Instructions to follow :: Restate the entries word for word, omitting nothing.

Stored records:
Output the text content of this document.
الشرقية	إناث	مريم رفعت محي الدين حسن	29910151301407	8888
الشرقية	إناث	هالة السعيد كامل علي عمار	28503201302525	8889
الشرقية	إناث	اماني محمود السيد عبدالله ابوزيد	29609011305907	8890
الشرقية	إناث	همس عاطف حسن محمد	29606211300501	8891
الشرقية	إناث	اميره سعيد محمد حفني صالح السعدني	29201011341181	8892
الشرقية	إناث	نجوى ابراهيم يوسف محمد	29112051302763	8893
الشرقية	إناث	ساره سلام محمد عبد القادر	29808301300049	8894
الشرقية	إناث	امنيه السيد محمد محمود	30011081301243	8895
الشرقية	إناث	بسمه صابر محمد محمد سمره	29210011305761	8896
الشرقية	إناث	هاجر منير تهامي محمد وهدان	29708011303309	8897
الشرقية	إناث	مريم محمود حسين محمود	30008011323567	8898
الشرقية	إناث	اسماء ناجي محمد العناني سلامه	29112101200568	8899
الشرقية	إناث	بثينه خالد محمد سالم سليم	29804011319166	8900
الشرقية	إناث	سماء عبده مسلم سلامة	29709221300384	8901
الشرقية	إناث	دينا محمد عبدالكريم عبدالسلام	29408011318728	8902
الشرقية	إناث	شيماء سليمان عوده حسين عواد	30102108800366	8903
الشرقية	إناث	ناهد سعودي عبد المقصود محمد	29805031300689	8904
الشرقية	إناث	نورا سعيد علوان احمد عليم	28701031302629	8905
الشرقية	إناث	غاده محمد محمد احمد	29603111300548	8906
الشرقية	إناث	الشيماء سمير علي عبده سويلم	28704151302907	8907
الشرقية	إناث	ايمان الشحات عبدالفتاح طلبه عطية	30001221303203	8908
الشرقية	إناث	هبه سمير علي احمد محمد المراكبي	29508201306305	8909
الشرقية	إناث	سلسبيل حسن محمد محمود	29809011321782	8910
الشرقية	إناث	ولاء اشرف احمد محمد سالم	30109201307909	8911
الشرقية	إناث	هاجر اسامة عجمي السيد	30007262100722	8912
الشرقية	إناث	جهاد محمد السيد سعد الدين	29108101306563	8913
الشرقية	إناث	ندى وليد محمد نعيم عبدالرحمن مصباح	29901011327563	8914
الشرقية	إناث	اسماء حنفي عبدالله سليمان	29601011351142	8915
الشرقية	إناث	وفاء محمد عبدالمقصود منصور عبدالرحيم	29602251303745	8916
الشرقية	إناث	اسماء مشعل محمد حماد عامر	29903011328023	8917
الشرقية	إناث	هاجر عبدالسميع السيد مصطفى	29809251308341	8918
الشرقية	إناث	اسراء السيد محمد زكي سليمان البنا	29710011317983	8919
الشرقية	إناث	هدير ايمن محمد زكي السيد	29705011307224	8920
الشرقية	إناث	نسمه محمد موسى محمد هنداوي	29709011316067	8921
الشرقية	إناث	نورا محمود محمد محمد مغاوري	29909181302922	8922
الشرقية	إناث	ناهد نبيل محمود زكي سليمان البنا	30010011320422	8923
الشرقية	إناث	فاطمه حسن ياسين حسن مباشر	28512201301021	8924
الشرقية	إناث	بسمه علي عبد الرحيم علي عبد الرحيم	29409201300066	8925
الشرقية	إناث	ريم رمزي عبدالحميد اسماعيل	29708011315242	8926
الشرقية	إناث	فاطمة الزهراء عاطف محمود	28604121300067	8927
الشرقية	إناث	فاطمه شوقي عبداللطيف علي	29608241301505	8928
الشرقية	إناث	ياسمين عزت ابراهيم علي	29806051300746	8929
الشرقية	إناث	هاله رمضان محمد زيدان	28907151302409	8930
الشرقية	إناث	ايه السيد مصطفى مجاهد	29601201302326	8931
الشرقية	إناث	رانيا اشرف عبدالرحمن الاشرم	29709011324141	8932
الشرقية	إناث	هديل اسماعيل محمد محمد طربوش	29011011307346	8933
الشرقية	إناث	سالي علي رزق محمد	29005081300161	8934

Complete output ::
Output the text content of this document.
الشرقية	إناث	مريم رفعت محي الدين حسن	29910151301407	8888
الشرقية	إناث	هالة السعيد كامل علي عمار	28503201302525	8889
الشرقية	إناث	اماني محمود السيد عبدالله ابوزيد	29609011305907	8890
الشرقية	إناث	همس عاطف حسن محمد	29606211300501	8891
الشرقية	إناث	اميره سعيد محمد حفني صالح السعدني	29201011341181	8892
الشرقية	إناث	نجوى ابراهيم يوسف محمد	29112051302763	8893
الشرقية	إناث	ساره سلام محمد عبد القادر	29808301300049	8894
الشرقية	إناث	امنيه السيد محمد محمود	30011081301243	8895
الشرقية	إناث	بسمه صابر محمد محمد سمره	29210011305761	8896
الشرقية	إناث	هاجر منير تهامي محمد وهدان	29708011303309	8897
الشرقية	إناث	مريم محمود حسين محمود	30008011323567	8898
الشرقية	إناث	اسماء ناجي محمد العناني سلامه	29112101200568	8899
الشرقية	إناث	بثينه خالد محمد سالم سليم	29804011319166	8900
الشرقية	إناث	سماء عبده مسلم سلامة	29709221300384	8901
الشرقية	إناث	دينا محمد عبدالكريم عبدالسلام	29408011318728	8902
الشرقية	إناث	شيماء سليمان عوده حسين عواد	30102108800366	8903
الشرقية	إناث	ناهد سعودي عبد المقصود محمد	29805031300689	8904
الشرقية	إناث	نورا سعيد علوان احمد عليم	28701031302629	8905
الشرقية	إناث	غاده محمد محمد احمد	29603111300548	8906
الشرقية	إناث	الشيماء سمير علي عبده سويلم	28704151302907	8907
الشرقية	إناث	ايمان الشحات عبدالفتاح طلبه عطية	30001221303203	8908
الشرقية	إناث	هبه سمير علي احمد محمد المراكبي	29508201306305	8909
الشرقية	إناث	سلسبيل حسن محمد محمود	29809011321782	8910
الشرقية	إناث	ولاء اشرف احمد محمد سالم	30109201307909	8911
الشرقية	إناث	هاجر اسامة عجمي السيد	30007262100722	8912
الشرقية	إناث	جهاد محمد السيد سعد الدين	29108101306563	8913
الشرقية	إناث	ندى وليد محمد نعيم عبدالرحمن مصباح	29901011327563	8914
الشرقية	إناث	اسماء حنفي عبدالله سليمان	29601011351142	8915
الشرقية	إناث	وفاء محمد عبدالمقصود منصور عبدالرحيم	29602251303745	8916
الشرقية	إناث	اسماء مشعل محمد حماد عامر	29903011328023	8917
الشرقية	إناث	هاجر عبدالسميع السيد مصطفى	29809251308341	8918
الشرقية	إناث	اسراء السيد محمد زكي سليمان البنا	29710011317983	8919
الشرقية	إناث	هدير ايمن محمد زكي السيد	29705011307224	8920
الشرقية	إناث	نسمه محمد موسى محمد هنداوي	29709011316067	8921
الشرقية	إناث	نورا محمود محمد محمد مغاوري	29909181302922	8922
الشرقية	إناث	ناهد نبيل محمود زكي سليمان البنا	30010011320422	8923
الشرقية	إناث	فاطمه حسن ياسين حسن مباشر	28512201301021	8924
الشرقية	إناث	بسمه علي عبد الرحيم علي عبد الرحيم	29409201300066	8925
الشرقية	إناث	ريم رمزي عبدالحميد اسماعيل	29708011315242	8926
الشرقية	إناث	فاطمة الزهراء عاطف محمود	28604121300067	8927
الشرقية	إناث	فاطمه شوقي عبداللطيف علي	29608241301505	8928
الشرقية	إناث	ياسمين عزت ابراهيم علي	29806051300746	8929
الشرقية	إناث	هاله رمضان محمد زيدان	28907151302409	8930
الشرقية	إناث	ايه السيد مصطفى مجاهد	29601201302326	8931
الشرقية	إناث	رانيا اشرف عبدالرحمن الاشرم	29709011324141	8932
الشرقية	إناث	هديل اسماعيل محمد محمد طربوش	29011011307346	8933
الشرقية	إناث	سالي علي رزق محمد	29005081300161	8934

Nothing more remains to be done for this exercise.